### Listed entries

— Start —

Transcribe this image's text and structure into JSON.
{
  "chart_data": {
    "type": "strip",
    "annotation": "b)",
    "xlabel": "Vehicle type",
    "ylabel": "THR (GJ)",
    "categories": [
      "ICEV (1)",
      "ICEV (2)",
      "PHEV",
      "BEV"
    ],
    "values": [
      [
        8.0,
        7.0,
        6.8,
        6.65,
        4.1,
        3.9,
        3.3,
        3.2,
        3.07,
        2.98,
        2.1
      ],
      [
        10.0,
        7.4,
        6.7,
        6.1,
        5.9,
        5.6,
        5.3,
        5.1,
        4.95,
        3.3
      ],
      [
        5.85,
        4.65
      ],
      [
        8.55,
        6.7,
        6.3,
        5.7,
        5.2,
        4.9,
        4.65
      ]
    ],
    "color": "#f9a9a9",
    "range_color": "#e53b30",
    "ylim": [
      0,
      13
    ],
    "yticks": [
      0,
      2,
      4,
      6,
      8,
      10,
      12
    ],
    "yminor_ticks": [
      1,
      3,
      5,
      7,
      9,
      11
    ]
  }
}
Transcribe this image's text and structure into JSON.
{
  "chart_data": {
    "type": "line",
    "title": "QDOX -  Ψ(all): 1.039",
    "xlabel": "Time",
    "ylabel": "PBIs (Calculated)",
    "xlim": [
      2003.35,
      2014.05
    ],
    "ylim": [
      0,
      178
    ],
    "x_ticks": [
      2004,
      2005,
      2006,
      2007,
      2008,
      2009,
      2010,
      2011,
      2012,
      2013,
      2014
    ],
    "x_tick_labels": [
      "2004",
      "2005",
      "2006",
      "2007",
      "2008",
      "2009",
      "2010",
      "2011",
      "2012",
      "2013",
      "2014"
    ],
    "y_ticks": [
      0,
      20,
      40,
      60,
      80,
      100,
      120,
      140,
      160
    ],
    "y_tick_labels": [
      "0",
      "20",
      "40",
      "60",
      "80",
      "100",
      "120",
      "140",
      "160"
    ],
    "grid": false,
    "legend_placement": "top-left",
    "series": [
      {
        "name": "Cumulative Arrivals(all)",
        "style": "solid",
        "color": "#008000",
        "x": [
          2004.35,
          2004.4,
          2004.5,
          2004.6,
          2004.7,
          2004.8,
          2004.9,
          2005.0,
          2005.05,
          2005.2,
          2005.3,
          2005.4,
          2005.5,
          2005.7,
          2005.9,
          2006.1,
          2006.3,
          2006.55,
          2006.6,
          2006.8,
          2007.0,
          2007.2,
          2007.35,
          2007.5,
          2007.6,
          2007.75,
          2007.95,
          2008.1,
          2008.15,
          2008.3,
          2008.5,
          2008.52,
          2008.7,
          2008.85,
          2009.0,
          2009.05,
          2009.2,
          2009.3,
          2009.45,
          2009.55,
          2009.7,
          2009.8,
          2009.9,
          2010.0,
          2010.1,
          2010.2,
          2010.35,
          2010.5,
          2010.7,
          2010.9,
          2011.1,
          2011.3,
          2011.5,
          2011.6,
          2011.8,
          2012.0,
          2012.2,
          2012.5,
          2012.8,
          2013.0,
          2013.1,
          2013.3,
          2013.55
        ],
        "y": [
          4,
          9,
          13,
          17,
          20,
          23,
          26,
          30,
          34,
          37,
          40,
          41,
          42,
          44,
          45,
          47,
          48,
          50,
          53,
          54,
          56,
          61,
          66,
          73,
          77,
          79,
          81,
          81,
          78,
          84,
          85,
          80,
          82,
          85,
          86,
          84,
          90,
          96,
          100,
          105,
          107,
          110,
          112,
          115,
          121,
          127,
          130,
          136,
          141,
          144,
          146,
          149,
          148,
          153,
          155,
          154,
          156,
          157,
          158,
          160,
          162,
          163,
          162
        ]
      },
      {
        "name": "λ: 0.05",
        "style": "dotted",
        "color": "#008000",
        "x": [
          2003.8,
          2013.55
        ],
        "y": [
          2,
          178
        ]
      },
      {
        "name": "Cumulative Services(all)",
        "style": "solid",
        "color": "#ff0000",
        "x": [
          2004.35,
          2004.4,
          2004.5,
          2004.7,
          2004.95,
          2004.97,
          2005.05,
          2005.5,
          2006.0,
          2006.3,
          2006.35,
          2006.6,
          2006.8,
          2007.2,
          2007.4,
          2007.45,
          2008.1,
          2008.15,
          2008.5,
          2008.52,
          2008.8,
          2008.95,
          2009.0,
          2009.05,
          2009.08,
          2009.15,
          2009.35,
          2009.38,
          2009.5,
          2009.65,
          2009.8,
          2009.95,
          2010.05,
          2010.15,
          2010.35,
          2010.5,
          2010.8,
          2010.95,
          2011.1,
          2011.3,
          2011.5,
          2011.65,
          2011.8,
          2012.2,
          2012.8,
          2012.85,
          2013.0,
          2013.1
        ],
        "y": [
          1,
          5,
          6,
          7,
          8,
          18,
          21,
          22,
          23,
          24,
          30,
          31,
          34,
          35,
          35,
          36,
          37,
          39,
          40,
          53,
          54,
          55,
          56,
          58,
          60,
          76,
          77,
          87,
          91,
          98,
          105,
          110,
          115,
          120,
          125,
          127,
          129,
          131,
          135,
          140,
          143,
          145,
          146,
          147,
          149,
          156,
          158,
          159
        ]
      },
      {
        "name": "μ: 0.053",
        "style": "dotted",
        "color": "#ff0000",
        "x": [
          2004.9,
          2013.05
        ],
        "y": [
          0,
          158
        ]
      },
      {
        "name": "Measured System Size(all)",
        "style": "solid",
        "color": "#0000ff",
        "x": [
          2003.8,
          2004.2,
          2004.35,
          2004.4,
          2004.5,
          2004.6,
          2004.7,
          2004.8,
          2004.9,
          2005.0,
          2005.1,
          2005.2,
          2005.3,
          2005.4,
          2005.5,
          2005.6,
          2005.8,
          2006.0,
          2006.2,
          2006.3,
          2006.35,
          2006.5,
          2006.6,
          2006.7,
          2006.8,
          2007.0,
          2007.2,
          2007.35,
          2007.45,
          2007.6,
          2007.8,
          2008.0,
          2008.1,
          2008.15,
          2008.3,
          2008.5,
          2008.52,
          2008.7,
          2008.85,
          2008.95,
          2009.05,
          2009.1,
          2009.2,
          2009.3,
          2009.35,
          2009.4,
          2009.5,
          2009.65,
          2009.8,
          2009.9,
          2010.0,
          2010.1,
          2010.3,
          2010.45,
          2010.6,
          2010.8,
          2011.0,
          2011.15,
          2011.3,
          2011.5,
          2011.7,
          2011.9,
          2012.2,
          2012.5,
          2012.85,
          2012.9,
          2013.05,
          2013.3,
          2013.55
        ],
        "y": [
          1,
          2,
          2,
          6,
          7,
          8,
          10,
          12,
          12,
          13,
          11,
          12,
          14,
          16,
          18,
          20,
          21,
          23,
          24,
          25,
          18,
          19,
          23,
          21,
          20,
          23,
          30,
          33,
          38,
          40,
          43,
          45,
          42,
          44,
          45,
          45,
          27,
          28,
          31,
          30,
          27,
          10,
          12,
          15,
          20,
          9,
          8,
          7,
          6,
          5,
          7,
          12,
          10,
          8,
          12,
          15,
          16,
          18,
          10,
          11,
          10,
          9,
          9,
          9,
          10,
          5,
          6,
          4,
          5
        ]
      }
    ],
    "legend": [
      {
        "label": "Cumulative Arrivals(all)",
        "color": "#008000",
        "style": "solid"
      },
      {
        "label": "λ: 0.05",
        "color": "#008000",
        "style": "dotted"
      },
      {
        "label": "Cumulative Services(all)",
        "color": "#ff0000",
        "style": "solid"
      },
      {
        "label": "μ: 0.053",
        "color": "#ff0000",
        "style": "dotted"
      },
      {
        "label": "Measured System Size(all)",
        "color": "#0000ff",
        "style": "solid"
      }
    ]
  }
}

— End —

### The problem
Reproduce the material above without altering a single character.

### Worked solution
Transcribe this image's text and structure into JSON.
{
  "chart_data": {
    "type": "strip",
    "annotation": "b)",
    "xlabel": "Vehicle type",
    "ylabel": "THR (GJ)",
    "categories": [
      "ICEV (1)",
      "ICEV (2)",
      "PHEV",
      "BEV"
    ],
    "values": [
      [
        8.0,
        7.0,
        6.8,
        6.65,
        4.1,
        3.9,
        3.3,
        3.2,
        3.07,
        2.98,
        2.1
      ],
      [
        10.0,
        7.4,
        6.7,
        6.1,
        5.9,
        5.6,
        5.3,
        5.1,
        4.95,
        3.3
      ],
      [
        5.85,
        4.65
      ],
      [
        8.55,
        6.7,
        6.3,
        5.7,
        5.2,
        4.9,
        4.65
      ]
    ],
    "color": "#f9a9a9",
    "range_color": "#e53b30",
    "ylim": [
      0,
      13
    ],
    "yticks": [
      0,
      2,
      4,
      6,
      8,
      10,
      12
    ],
    "yminor_ticks": [
      1,
      3,
      5,
      7,
      9,
      11
    ]
  }
}
Transcribe this image's text and structure into JSON.
{
  "chart_data": {
    "type": "line",
    "title": "QDOX -  Ψ(all): 1.039",
    "xlabel": "Time",
    "ylabel": "PBIs (Calculated)",
    "xlim": [
      2003.35,
      2014.05
    ],
    "ylim": [
      0,
      178
    ],
    "x_ticks": [
      2004,
      2005,
      2006,
      2007,
      2008,
      2009,
      2010,
      2011,
      2012,
      2013,
      2014
    ],
    "x_tick_labels": [
      "2004",
      "2005",
      "2006",
      "2007",
      "2008",
      "2009",
      "2010",
      "2011",
      "2012",
      "2013",
      "2014"
    ],
    "y_ticks": [
      0,
      20,
      40,
      60,
      80,
      100,
      120,
      140,
      160
    ],
    "y_tick_labels": [
      "0",
      "20",
      "40",
      "60",
      "80",
      "100",
      "120",
      "140",
      "160"
    ],
    "grid": false,
    "legend_placement": "top-left",
    "series": [
      {
        "name": "Cumulative Arrivals(all)",
        "style": "solid",
        "color": "#008000",
        "x": [
          2004.35,
          2004.4,
          2004.5,
          2004.6,
          2004.7,
          2004.8,
          2004.9,
          2005.0,
          2005.05,
          2005.2,
          2005.3,
          2005.4,
          2005.5,
          2005.7,
          2005.9,
          2006.1,
          2006.3,
          2006.55,
          2006.6,
          2006.8,
          2007.0,
          2007.2,
          2007.35,
          2007.5,
          2007.6,
          2007.75,
          2007.95,
          2008.1,
          2008.15,
          2008.3,
          2008.5,
          2008.52,
          2008.7,
          2008.85,
          2009.0,
          2009.05,
          2009.2,
          2009.3,
          2009.45,
          2009.55,
          2009.7,
          2009.8,
          2009.9,
          2010.0,
          2010.1,
          2010.2,
          2010.35,
          2010.5,
          2010.7,
          2010.9,
          2011.1,
          2011.3,
          2011.5,
          2011.6,
          2011.8,
          2012.0,
          2012.2,
          2012.5,
          2012.8,
          2013.0,
          2013.1,
          2013.3,
          2013.55
        ],
        "y": [
          4,
          9,
          13,
          17,
          20,
          23,
          26,
          30,
          34,
          37,
          40,
          41,
          42,
          44,
          45,
          47,
          48,
          50,
          53,
          54,
          56,
          61,
          66,
          73,
          77,
          79,
          81,
          81,
          78,
          84,
          85,
          80,
          82,
          85,
          86,
          84,
          90,
          96,
          100,
          105,
          107,
          110,
          112,
          115,
          121,
          127,
          130,
          136,
          141,
          144,
          146,
          149,
          148,
          153,
          155,
          154,
          156,
          157,
          158,
          160,
          162,
          163,
          162
        ]
      },
      {
        "name": "λ: 0.05",
        "style": "dotted",
        "color": "#008000",
        "x": [
          2003.8,
          2013.55
        ],
        "y": [
          2,
          178
        ]
      },
      {
        "name": "Cumulative Services(all)",
        "style": "solid",
        "color": "#ff0000",
        "x": [
          2004.35,
          2004.4,
          2004.5,
          2004.7,
          2004.95,
          2004.97,
          2005.05,
          2005.5,
          2006.0,
          2006.3,
          2006.35,
          2006.6,
          2006.8,
          2007.2,
          2007.4,
          2007.45,
          2008.1,
          2008.15,
          2008.5,
          2008.52,
          2008.8,
          2008.95,
          2009.0,
          2009.05,
          2009.08,
          2009.15,
          2009.35,
          2009.38,
          2009.5,
          2009.65,
          2009.8,
          2009.95,
          2010.05,
          2010.15,
          2010.35,
          2010.5,
          2010.8,
          2010.95,
          2011.1,
          2011.3,
          2011.5,
          2011.65,
          2011.8,
          2012.2,
          2012.8,
          2012.85,
          2013.0,
          2013.1
        ],
        "y": [
          1,
          5,
          6,
          7,
          8,
          18,
          21,
          22,
          23,
          24,
          30,
          31,
          34,
          35,
          35,
          36,
          37,
          39,
          40,
          53,
          54,
          55,
          56,
          58,
          60,
          76,
          77,
          87,
          91,
          98,
          105,
          110,
          115,
          120,
          125,
          127,
          129,
          131,
          135,
          140,
          143,
          145,
          146,
          147,
          149,
          156,
          158,
          159
        ]
      },
      {
        "name": "μ: 0.053",
        "style": "dotted",
        "color": "#ff0000",
        "x": [
          2004.9,
          2013.05
        ],
        "y": [
          0,
          158
        ]
      },
      {
        "name": "Measured System Size(all)",
        "style": "solid",
        "color": "#0000ff",
        "x": [
          2003.8,
          2004.2,
          2004.35,
          2004.4,
          2004.5,
          2004.6,
          2004.7,
          2004.8,
          2004.9,
          2005.0,
          2005.1,
          2005.2,
          2005.3,
          2005.4,
          2005.5,
          2005.6,
          2005.8,
          2006.0,
          2006.2,
          2006.3,
          2006.35,
          2006.5,
          2006.6,
          2006.7,
          2006.8,
          2007.0,
          2007.2,
          2007.35,
          2007.45,
          2007.6,
          2007.8,
          2008.0,
          2008.1,
          2008.15,
          2008.3,
          2008.5,
          2008.52,
          2008.7,
          2008.85,
          2008.95,
          2009.05,
          2009.1,
          2009.2,
          2009.3,
          2009.35,
          2009.4,
          2009.5,
          2009.65,
          2009.8,
          2009.9,
          2010.0,
          2010.1,
          2010.3,
          2010.45,
          2010.6,
          2010.8,
          2011.0,
          2011.15,
          2011.3,
          2011.5,
          2011.7,
          2011.9,
          2012.2,
          2012.5,
          2012.85,
          2012.9,
          2013.05,
          2013.3,
          2013.55
        ],
        "y": [
          1,
          2,
          2,
          6,
          7,
          8,
          10,
          12,
          12,
          13,
          11,
          12,
          14,
          16,
          18,
          20,
          21,
          23,
          24,
          25,
          18,
          19,
          23,
          21,
          20,
          23,
          30,
          33,
          38,
          40,
          43,
          45,
          42,
          44,
          45,
          45,
          27,
          28,
          31,
          30,
          27,
          10,
          12,
          15,
          20,
          9,
          8,
          7,
          6,
          5,
          7,
          12,
          10,
          8,
          12,
          15,
          16,
          18,
          10,
          11,
          10,
          9,
          9,
          9,
          10,
          5,
          6,
          4,
          5
        ]
      }
    ],
    "legend": [
      {
        "label": "Cumulative Arrivals(all)",
        "color": "#008000",
        "style": "solid"
      },
      {
        "label": "λ: 0.05",
        "color": "#008000",
        "style": "dotted"
      },
      {
        "label": "Cumulative Services(all)",
        "color": "#ff0000",
        "style": "solid"
      },
      {
        "label": "μ: 0.053",
        "color": "#ff0000",
        "style": "dotted"
      },
      {
        "label": "Measured System Size(all)",
        "color": "#0000ff",
        "style": "solid"
      }
    ]
  }
}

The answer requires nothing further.